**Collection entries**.
--------

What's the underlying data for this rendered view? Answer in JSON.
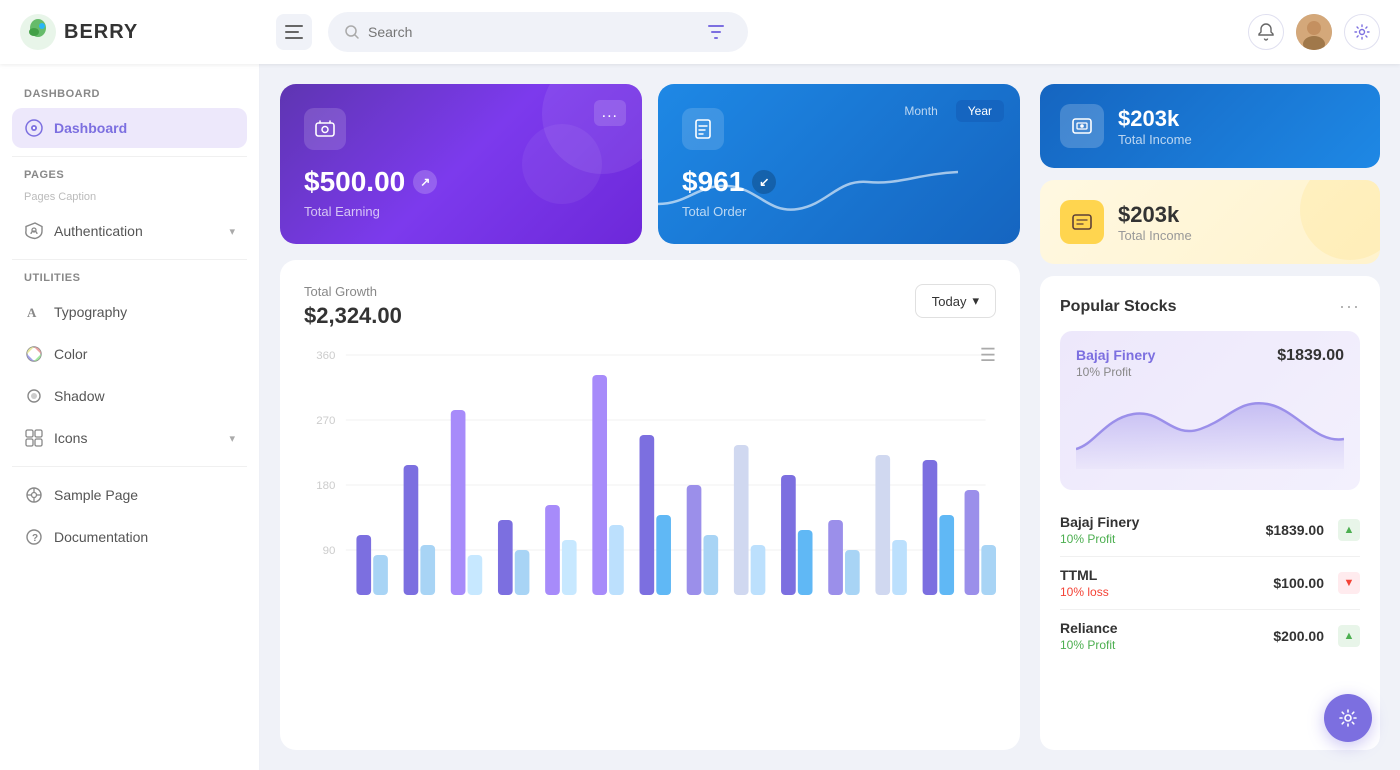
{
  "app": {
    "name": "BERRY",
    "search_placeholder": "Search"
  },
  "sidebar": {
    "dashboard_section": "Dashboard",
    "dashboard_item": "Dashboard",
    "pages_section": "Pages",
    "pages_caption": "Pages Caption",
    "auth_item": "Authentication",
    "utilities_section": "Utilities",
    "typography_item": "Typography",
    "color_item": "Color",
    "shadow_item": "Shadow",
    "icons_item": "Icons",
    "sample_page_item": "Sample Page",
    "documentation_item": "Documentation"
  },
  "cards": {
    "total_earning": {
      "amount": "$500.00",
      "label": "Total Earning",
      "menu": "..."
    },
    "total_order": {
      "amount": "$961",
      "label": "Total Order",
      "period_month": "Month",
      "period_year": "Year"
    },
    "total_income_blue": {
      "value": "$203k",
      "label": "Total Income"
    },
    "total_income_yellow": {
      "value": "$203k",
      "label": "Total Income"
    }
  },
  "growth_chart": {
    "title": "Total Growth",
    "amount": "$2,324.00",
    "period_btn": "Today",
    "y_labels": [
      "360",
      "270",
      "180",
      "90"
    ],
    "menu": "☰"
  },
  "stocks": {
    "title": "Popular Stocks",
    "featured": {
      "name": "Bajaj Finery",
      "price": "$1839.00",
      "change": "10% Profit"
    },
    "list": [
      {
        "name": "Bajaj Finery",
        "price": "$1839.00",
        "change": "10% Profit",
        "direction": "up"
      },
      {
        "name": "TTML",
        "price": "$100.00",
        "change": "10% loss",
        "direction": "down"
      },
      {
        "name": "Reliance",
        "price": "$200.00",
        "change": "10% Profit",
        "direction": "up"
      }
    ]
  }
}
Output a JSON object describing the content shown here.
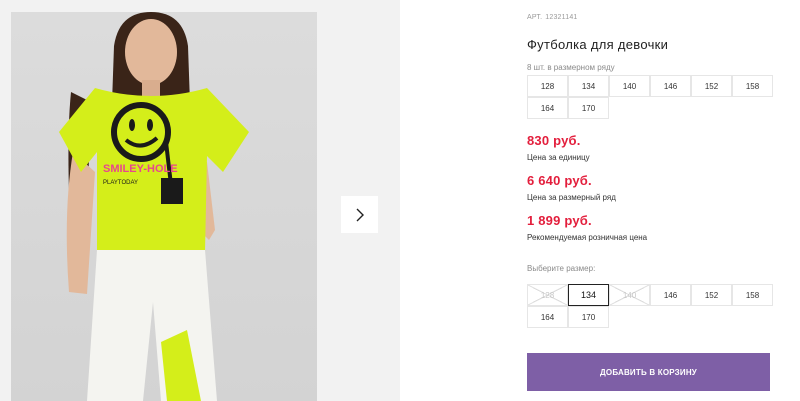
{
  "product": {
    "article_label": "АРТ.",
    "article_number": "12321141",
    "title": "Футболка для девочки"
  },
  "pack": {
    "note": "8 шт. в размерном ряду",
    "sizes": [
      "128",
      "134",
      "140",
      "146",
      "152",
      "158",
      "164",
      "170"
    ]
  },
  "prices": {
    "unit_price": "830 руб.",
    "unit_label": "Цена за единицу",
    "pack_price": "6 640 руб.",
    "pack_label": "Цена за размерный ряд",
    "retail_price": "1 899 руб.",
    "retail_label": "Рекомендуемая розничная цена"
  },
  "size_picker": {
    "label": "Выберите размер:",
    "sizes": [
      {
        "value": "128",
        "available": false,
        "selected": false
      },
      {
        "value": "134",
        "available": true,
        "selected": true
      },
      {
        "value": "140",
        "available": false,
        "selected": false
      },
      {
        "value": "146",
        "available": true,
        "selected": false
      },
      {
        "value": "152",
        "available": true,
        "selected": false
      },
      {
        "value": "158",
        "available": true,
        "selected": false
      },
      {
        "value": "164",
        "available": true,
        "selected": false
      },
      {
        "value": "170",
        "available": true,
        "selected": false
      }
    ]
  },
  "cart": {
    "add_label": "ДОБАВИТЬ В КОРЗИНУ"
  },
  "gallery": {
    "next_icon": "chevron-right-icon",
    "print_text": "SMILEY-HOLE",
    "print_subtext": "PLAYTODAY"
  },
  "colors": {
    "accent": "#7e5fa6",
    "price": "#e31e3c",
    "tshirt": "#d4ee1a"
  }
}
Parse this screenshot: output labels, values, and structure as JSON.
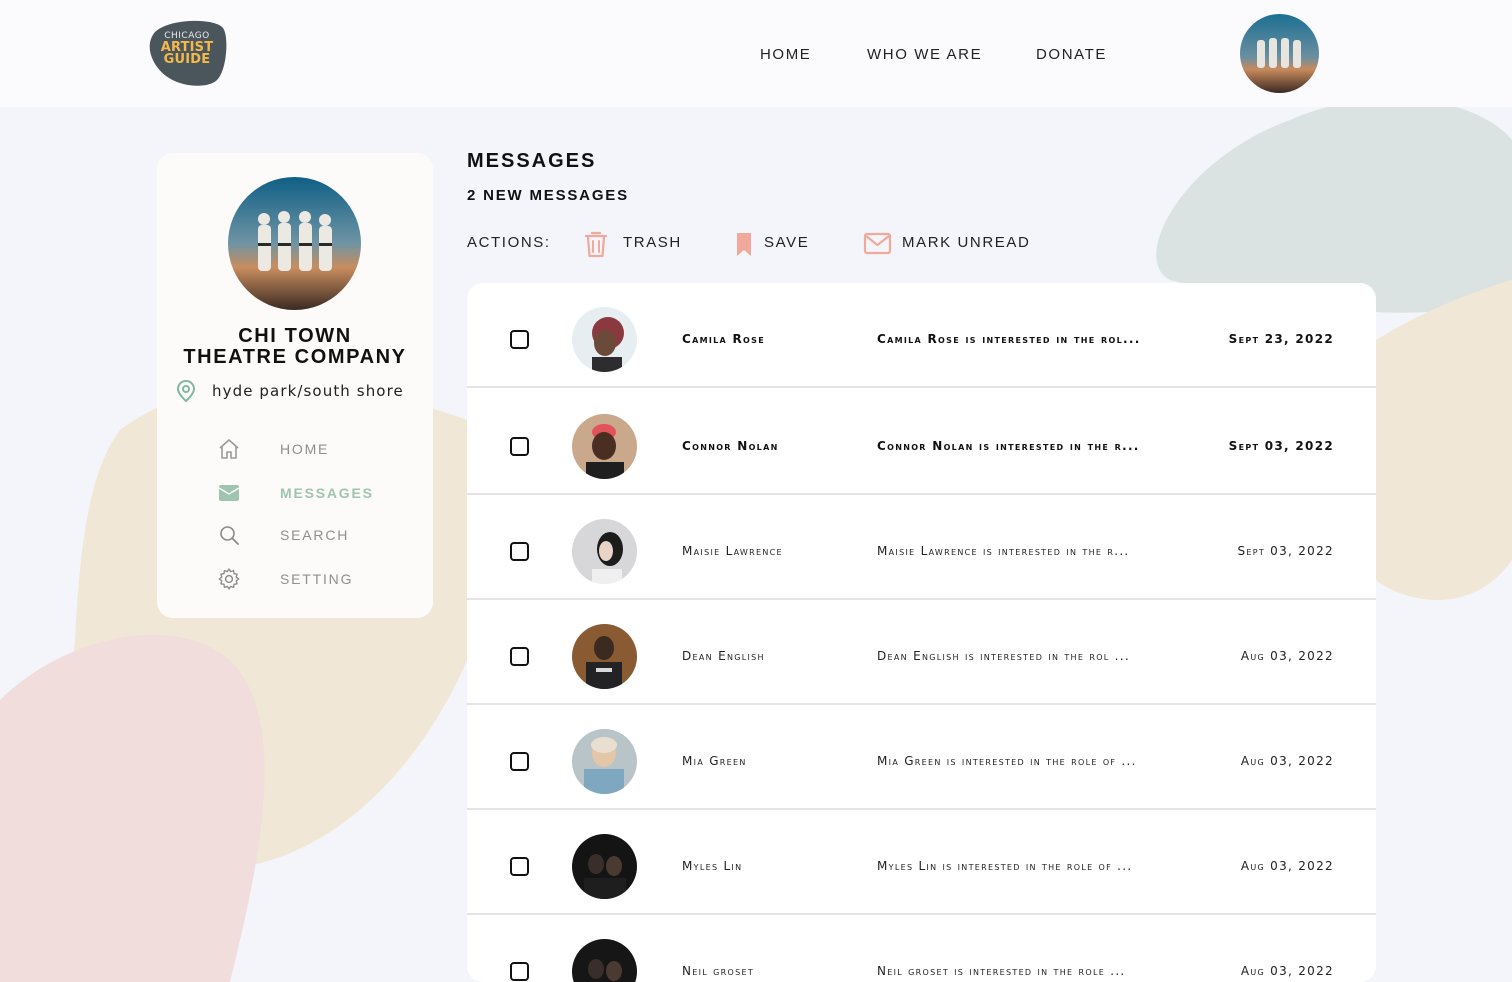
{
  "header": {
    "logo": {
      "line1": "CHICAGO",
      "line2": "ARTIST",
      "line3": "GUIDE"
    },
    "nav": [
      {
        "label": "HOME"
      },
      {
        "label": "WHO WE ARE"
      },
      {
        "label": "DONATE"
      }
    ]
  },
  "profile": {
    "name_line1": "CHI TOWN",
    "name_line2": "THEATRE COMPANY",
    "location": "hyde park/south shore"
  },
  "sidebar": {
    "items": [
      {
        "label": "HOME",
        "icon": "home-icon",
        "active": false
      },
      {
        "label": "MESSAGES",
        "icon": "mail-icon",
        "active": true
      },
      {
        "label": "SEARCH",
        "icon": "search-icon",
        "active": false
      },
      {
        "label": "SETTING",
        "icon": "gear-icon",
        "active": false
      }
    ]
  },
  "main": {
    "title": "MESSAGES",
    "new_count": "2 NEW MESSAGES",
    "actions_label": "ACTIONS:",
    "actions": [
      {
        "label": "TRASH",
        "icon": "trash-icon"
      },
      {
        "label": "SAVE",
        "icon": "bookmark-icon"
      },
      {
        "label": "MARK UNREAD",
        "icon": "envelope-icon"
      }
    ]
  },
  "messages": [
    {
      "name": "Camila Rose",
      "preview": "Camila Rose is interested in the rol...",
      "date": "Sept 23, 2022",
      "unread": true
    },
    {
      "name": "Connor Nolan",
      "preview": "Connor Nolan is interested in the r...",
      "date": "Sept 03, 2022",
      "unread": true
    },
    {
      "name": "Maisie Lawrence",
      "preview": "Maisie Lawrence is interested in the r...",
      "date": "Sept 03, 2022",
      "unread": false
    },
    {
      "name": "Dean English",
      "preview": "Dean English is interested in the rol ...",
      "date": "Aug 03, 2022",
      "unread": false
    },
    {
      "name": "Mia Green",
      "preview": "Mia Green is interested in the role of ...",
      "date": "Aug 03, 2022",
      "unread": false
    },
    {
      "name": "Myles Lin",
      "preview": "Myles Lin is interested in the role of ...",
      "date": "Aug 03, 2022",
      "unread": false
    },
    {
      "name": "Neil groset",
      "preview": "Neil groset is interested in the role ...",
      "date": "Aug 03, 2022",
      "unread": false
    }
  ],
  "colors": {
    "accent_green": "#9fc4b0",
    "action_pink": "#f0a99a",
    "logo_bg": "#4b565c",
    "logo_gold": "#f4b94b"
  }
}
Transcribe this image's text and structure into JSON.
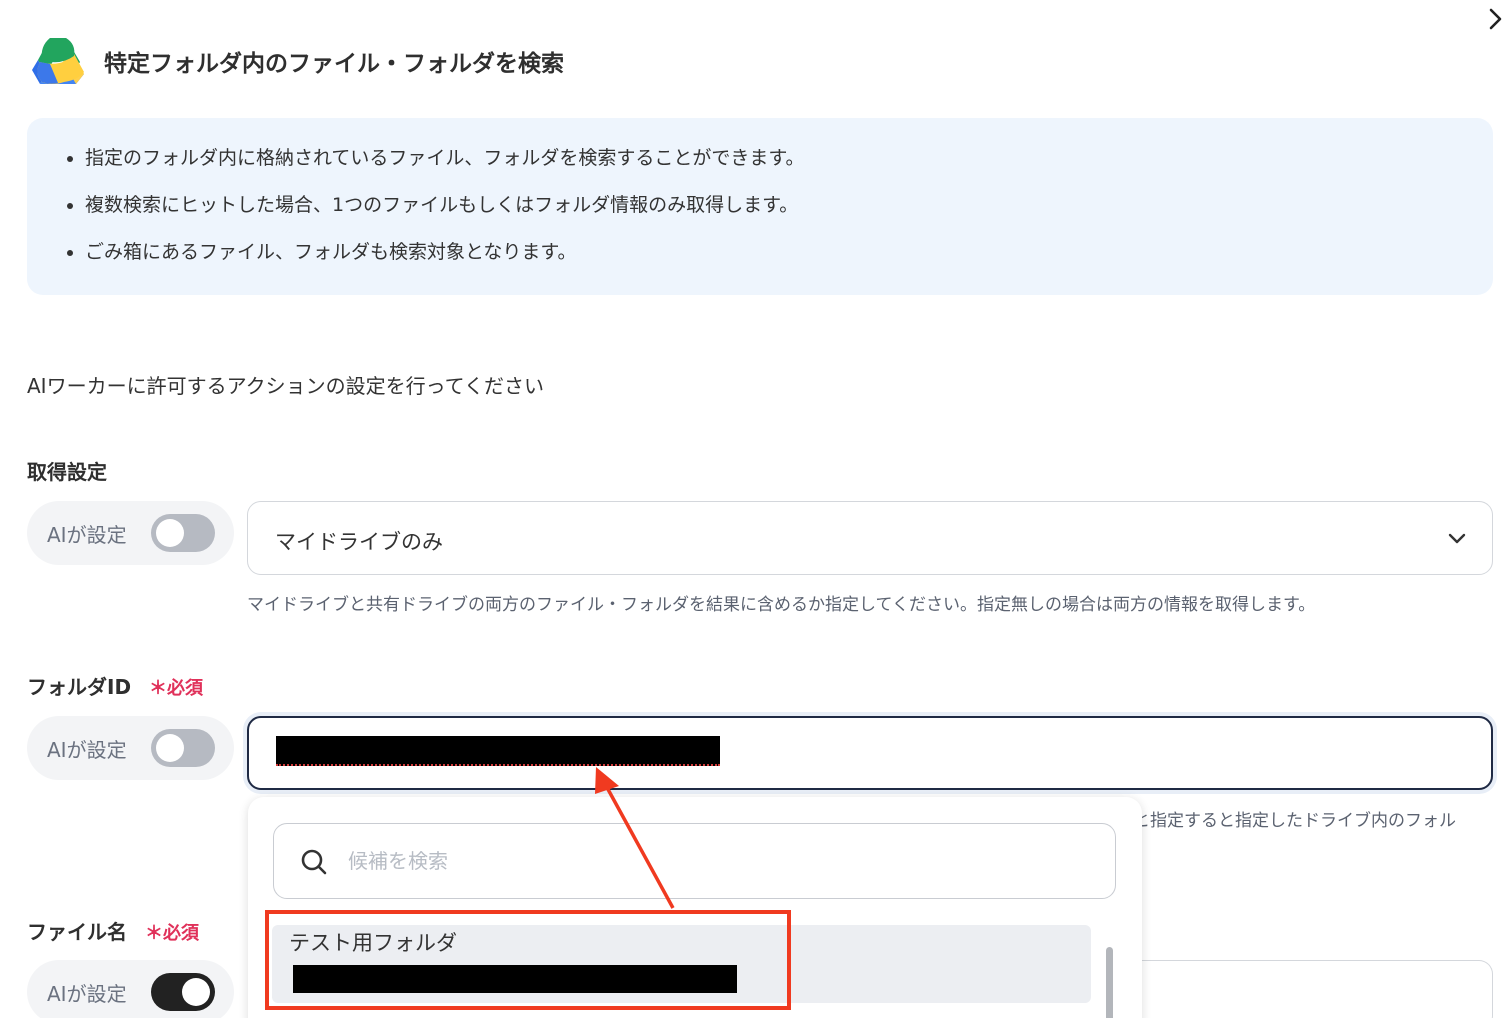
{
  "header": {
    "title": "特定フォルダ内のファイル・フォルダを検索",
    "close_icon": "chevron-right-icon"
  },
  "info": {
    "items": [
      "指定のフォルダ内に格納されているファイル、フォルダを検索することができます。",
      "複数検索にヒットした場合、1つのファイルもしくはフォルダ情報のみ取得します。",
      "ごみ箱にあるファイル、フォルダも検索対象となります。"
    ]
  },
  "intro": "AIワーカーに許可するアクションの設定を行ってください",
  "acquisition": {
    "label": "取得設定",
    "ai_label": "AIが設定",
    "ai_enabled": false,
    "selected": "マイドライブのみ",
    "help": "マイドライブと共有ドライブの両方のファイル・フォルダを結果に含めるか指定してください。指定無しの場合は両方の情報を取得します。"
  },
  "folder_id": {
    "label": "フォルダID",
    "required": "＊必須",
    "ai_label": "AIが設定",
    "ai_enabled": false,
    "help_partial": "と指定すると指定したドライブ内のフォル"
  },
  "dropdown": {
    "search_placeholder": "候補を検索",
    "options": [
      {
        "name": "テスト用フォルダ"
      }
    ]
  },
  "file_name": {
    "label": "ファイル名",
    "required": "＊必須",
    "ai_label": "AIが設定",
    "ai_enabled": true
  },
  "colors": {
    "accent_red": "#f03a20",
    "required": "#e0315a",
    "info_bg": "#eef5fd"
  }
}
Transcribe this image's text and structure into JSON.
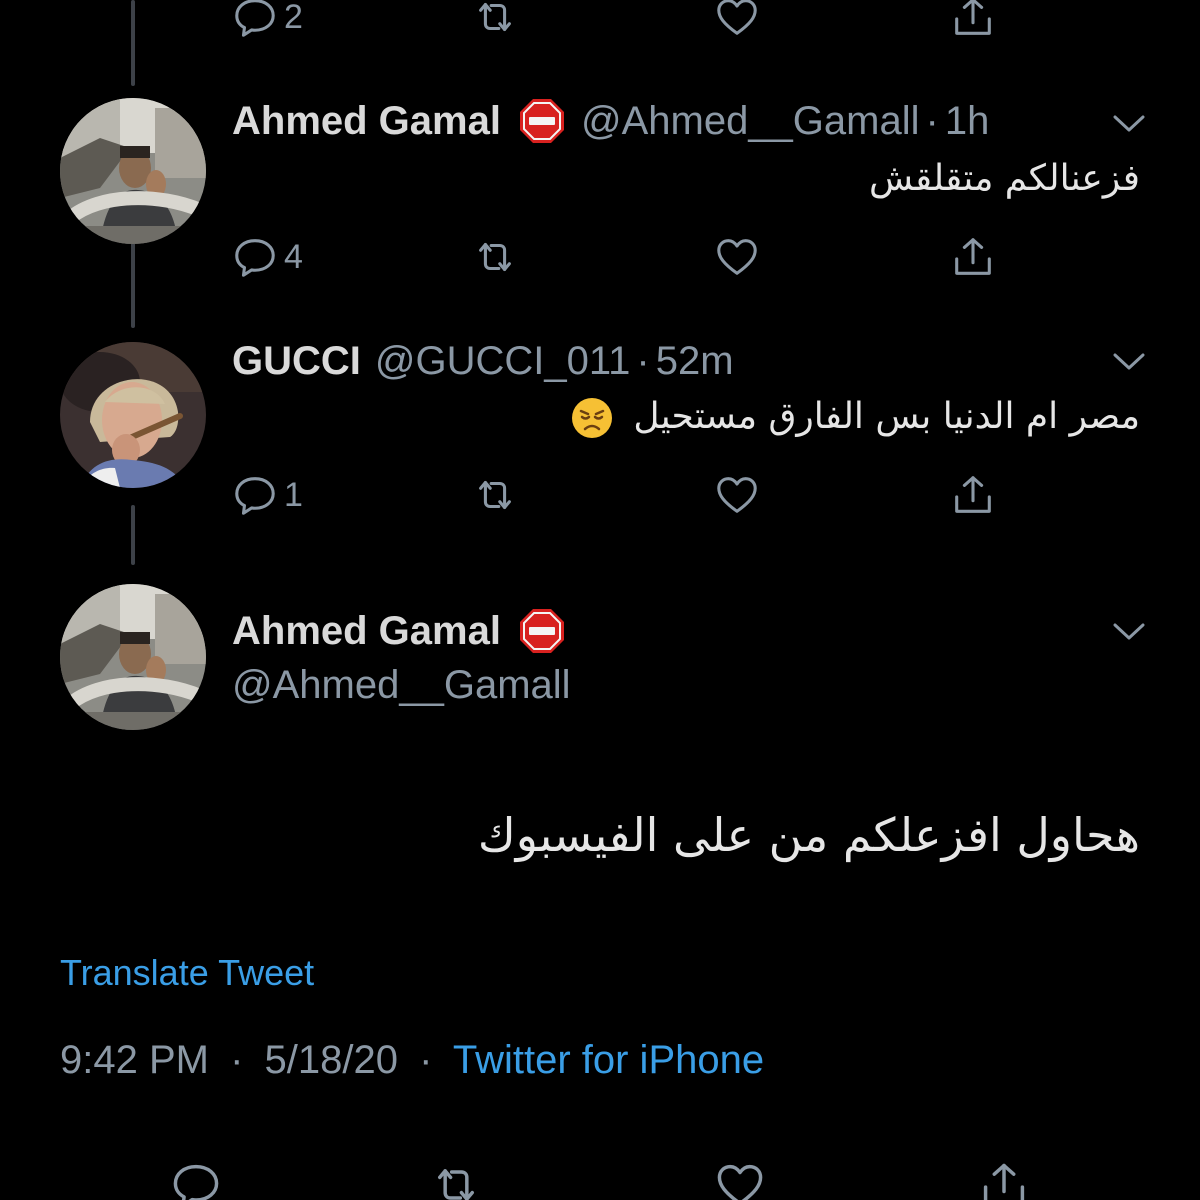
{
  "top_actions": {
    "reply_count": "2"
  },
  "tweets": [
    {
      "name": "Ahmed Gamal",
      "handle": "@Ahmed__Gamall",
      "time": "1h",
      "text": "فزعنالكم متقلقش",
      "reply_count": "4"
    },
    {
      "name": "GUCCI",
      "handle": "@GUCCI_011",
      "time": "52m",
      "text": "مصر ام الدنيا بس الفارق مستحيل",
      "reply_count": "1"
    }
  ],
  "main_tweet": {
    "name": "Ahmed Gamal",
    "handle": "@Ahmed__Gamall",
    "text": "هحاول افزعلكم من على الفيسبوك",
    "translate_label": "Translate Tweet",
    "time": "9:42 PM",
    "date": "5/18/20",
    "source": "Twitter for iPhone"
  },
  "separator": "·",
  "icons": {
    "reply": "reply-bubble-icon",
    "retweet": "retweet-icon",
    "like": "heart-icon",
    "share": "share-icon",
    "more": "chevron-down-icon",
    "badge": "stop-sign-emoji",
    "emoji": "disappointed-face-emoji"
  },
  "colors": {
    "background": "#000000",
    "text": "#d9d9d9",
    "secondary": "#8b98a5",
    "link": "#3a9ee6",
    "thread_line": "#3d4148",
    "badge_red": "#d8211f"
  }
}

--------

Extract each line holding the string "Myles".

      "name": "Myles Lin",
      "preview": "Myles Lin is interested in the role of ...",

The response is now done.